■ **Your objective**: Print all of the lines exactly. Any picture among them stays out.

[Begin Supplied data]

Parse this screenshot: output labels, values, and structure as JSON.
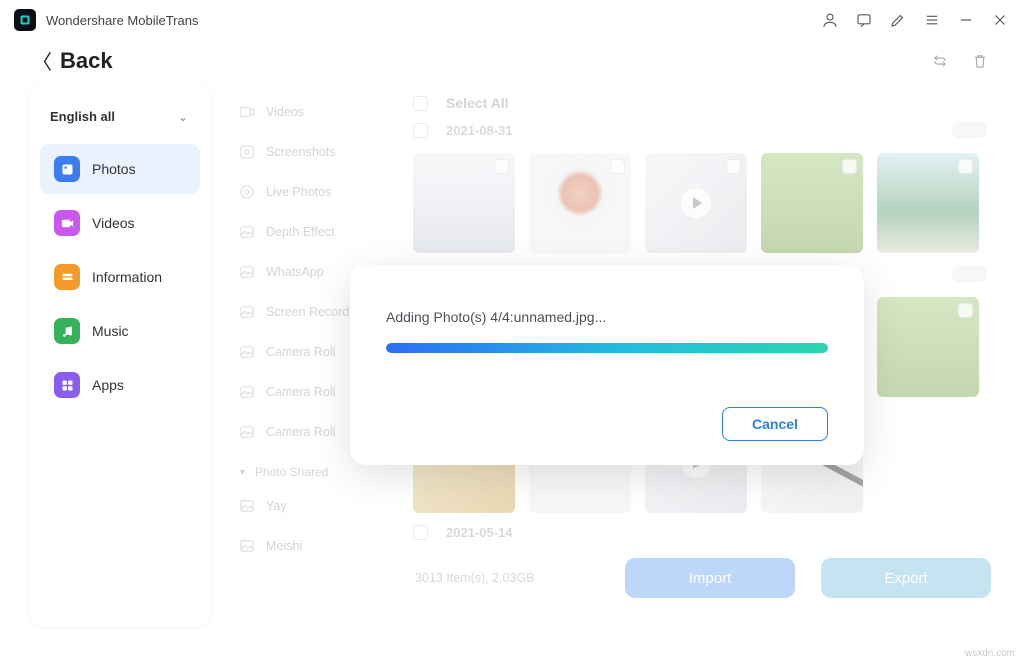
{
  "titlebar": {
    "title": "Wondershare MobileTrans"
  },
  "subbar": {
    "back": "Back"
  },
  "sidebar": {
    "lang": "English all",
    "items": [
      {
        "label": "Photos",
        "color": "#3b7df0",
        "active": true
      },
      {
        "label": "Videos",
        "color": "#c957f0",
        "active": false
      },
      {
        "label": "Information",
        "color": "#f29b2b",
        "active": false
      },
      {
        "label": "Music",
        "color": "#35b25a",
        "active": false
      },
      {
        "label": "Apps",
        "color": "#8a5df0",
        "active": false
      }
    ]
  },
  "categories": {
    "items": [
      "Videos",
      "Screenshots",
      "Live Photos",
      "Depth Effect",
      "WhatsApp",
      "Screen Recorder",
      "Camera Roll",
      "Camera Roll",
      "Camera Roll"
    ],
    "shared_header": "Photo Shared",
    "shared_items": [
      "Yay",
      "Meishi"
    ]
  },
  "content": {
    "select_all": "Select All",
    "group1_date": "2021-08-31",
    "group2_date": "2021-05-14",
    "stats": "3013 Item(s), 2.03GB",
    "import": "Import",
    "export": "Export"
  },
  "modal": {
    "text": "Adding Photo(s) 4/4:unnamed.jpg...",
    "cancel": "Cancel",
    "progress": 100
  },
  "watermark": "wsxdn.com"
}
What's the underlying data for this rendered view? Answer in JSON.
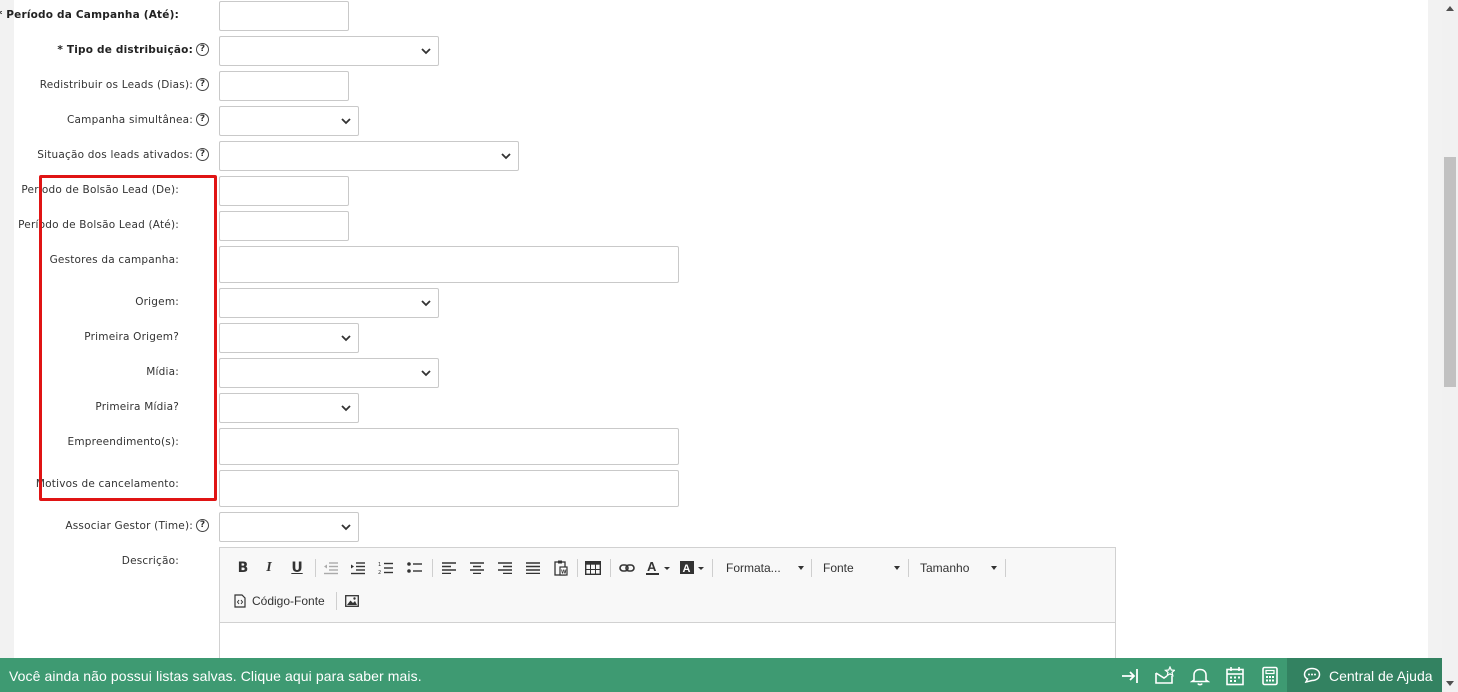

[End Supplied data]

■ **Problem solution**:
Parse this screenshot: output labels, values, and structure as JSON.
{
  "titlebar": {
    "title": "Wondershare MobileTrans"
  },
  "subbar": {
    "back": "Back"
  },
  "sidebar": {
    "lang": "English all",
    "items": [
      {
        "label": "Photos",
        "color": "#3b7df0",
        "active": true
      },
      {
        "label": "Videos",
        "color": "#c957f0",
        "active": false
      },
      {
        "label": "Information",
        "color": "#f29b2b",
        "active": false
      },
      {
        "label": "Music",
        "color": "#35b25a",
        "active": false
      },
      {
        "label": "Apps",
        "color": "#8a5df0",
        "active": false
      }
    ]
  },
  "categories": {
    "items": [
      "Videos",
      "Screenshots",
      "Live Photos",
      "Depth Effect",
      "WhatsApp",
      "Screen Recorder",
      "Camera Roll",
      "Camera Roll",
      "Camera Roll"
    ],
    "shared_header": "Photo Shared",
    "shared_items": [
      "Yay",
      "Meishi"
    ]
  },
  "content": {
    "select_all": "Select All",
    "group1_date": "2021-08-31",
    "group2_date": "2021-05-14",
    "stats": "3013 Item(s), 2.03GB",
    "import": "Import",
    "export": "Export"
  },
  "modal": {
    "text": "Adding Photo(s) 4/4:unnamed.jpg...",
    "cancel": "Cancel",
    "progress": 100
  },
  "watermark": "wsxdn.com"
}
What's the underlying data for this rendered view? Answer in JSON.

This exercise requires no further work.